▶ _Task statement_
Each entry below is to be duplicated verbatim.

▶ _Data records_
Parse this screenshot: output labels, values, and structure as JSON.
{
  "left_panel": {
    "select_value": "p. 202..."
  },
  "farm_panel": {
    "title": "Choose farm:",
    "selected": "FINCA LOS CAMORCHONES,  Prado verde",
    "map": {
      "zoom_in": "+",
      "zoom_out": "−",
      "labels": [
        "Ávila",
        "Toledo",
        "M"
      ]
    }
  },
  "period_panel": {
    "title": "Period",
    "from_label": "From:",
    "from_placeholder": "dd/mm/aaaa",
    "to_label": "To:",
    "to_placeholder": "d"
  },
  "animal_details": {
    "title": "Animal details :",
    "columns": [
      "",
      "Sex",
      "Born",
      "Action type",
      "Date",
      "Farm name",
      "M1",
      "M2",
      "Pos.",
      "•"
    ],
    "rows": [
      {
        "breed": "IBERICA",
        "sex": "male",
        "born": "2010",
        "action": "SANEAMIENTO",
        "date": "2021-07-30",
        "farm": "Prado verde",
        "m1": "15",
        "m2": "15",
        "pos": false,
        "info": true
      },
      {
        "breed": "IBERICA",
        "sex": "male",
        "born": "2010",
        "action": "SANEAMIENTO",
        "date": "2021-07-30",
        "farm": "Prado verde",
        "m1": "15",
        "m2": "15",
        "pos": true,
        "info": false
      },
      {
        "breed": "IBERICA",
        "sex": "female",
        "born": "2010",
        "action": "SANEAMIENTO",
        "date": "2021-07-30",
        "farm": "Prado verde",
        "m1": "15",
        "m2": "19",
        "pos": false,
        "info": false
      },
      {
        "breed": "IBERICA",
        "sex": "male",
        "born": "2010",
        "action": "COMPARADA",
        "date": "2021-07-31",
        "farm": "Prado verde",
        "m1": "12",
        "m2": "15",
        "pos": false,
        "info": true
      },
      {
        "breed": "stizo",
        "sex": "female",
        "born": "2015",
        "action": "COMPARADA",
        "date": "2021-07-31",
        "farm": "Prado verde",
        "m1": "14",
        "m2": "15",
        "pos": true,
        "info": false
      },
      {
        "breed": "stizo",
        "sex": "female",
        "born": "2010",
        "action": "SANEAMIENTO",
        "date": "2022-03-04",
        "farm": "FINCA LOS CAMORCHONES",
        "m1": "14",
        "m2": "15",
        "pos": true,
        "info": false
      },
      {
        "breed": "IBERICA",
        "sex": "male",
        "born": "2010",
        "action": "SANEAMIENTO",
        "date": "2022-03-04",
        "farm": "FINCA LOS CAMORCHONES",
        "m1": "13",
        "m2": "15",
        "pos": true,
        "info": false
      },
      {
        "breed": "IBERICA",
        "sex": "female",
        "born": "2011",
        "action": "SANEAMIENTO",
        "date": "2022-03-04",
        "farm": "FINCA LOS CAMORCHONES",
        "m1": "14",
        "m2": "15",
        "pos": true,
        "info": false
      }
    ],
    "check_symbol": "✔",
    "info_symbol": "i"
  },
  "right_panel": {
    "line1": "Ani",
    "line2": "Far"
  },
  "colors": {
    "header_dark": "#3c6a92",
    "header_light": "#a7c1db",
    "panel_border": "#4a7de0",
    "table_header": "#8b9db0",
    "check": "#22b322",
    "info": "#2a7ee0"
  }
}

▶ _In response_
Parse this screenshot: output labels, values, and structure as JSON.
{
  "left_panel": {
    "select_value": "p. 202..."
  },
  "farm_panel": {
    "title": "Choose farm:",
    "selected": "FINCA LOS CAMORCHONES,  Prado verde",
    "map": {
      "zoom_in": "+",
      "zoom_out": "−",
      "labels": [
        "Ávila",
        "Toledo",
        "M"
      ]
    }
  },
  "period_panel": {
    "title": "Period",
    "from_label": "From:",
    "from_placeholder": "dd/mm/aaaa",
    "to_label": "To:",
    "to_placeholder": "d"
  },
  "animal_details": {
    "title": "Animal details :",
    "columns": [
      "",
      "Sex",
      "Born",
      "Action type",
      "Date",
      "Farm name",
      "M1",
      "M2",
      "Pos.",
      "•"
    ],
    "rows": [
      {
        "breed": "IBERICA",
        "sex": "male",
        "born": "2010",
        "action": "SANEAMIENTO",
        "date": "2021-07-30",
        "farm": "Prado verde",
        "m1": "15",
        "m2": "15",
        "pos": false,
        "info": true
      },
      {
        "breed": "IBERICA",
        "sex": "male",
        "born": "2010",
        "action": "SANEAMIENTO",
        "date": "2021-07-30",
        "farm": "Prado verde",
        "m1": "15",
        "m2": "15",
        "pos": true,
        "info": false
      },
      {
        "breed": "IBERICA",
        "sex": "female",
        "born": "2010",
        "action": "SANEAMIENTO",
        "date": "2021-07-30",
        "farm": "Prado verde",
        "m1": "15",
        "m2": "19",
        "pos": false,
        "info": false
      },
      {
        "breed": "IBERICA",
        "sex": "male",
        "born": "2010",
        "action": "COMPARADA",
        "date": "2021-07-31",
        "farm": "Prado verde",
        "m1": "12",
        "m2": "15",
        "pos": false,
        "info": true
      },
      {
        "breed": "stizo",
        "sex": "female",
        "born": "2015",
        "action": "COMPARADA",
        "date": "2021-07-31",
        "farm": "Prado verde",
        "m1": "14",
        "m2": "15",
        "pos": true,
        "info": false
      },
      {
        "breed": "stizo",
        "sex": "female",
        "born": "2010",
        "action": "SANEAMIENTO",
        "date": "2022-03-04",
        "farm": "FINCA LOS CAMORCHONES",
        "m1": "14",
        "m2": "15",
        "pos": true,
        "info": false
      },
      {
        "breed": "IBERICA",
        "sex": "male",
        "born": "2010",
        "action": "SANEAMIENTO",
        "date": "2022-03-04",
        "farm": "FINCA LOS CAMORCHONES",
        "m1": "13",
        "m2": "15",
        "pos": true,
        "info": false
      },
      {
        "breed": "IBERICA",
        "sex": "female",
        "born": "2011",
        "action": "SANEAMIENTO",
        "date": "2022-03-04",
        "farm": "FINCA LOS CAMORCHONES",
        "m1": "14",
        "m2": "15",
        "pos": true,
        "info": false
      }
    ],
    "check_symbol": "✔",
    "info_symbol": "i"
  },
  "right_panel": {
    "line1": "Ani",
    "line2": "Far"
  },
  "colors": {
    "header_dark": "#3c6a92",
    "header_light": "#a7c1db",
    "panel_border": "#4a7de0",
    "table_header": "#8b9db0",
    "check": "#22b322",
    "info": "#2a7ee0"
  }
}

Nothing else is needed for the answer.